> [Instructions for the task]:
Of the lines in the listing, how many include the string "verified"? Write the number and nothing else.

> [Data to use]:
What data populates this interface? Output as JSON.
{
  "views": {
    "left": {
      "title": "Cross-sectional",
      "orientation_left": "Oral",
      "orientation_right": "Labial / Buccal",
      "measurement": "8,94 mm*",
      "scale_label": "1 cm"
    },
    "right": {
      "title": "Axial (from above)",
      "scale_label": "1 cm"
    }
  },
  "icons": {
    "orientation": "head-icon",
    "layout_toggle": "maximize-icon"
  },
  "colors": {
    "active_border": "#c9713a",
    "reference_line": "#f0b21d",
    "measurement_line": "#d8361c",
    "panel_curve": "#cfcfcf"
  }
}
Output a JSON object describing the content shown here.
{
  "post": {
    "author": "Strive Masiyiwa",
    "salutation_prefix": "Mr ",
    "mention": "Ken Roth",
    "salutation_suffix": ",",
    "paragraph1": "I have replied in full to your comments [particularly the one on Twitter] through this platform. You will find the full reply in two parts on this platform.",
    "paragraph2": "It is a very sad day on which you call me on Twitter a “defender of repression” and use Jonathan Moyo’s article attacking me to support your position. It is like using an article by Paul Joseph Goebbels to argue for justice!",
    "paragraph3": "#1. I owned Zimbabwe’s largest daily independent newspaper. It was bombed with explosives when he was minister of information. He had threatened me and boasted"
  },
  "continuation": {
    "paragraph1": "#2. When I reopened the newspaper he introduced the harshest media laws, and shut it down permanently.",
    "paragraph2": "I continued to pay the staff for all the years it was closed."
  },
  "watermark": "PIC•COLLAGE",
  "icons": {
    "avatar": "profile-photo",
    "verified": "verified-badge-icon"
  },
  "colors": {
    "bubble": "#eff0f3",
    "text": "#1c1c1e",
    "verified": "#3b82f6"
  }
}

> [Task solution]:
2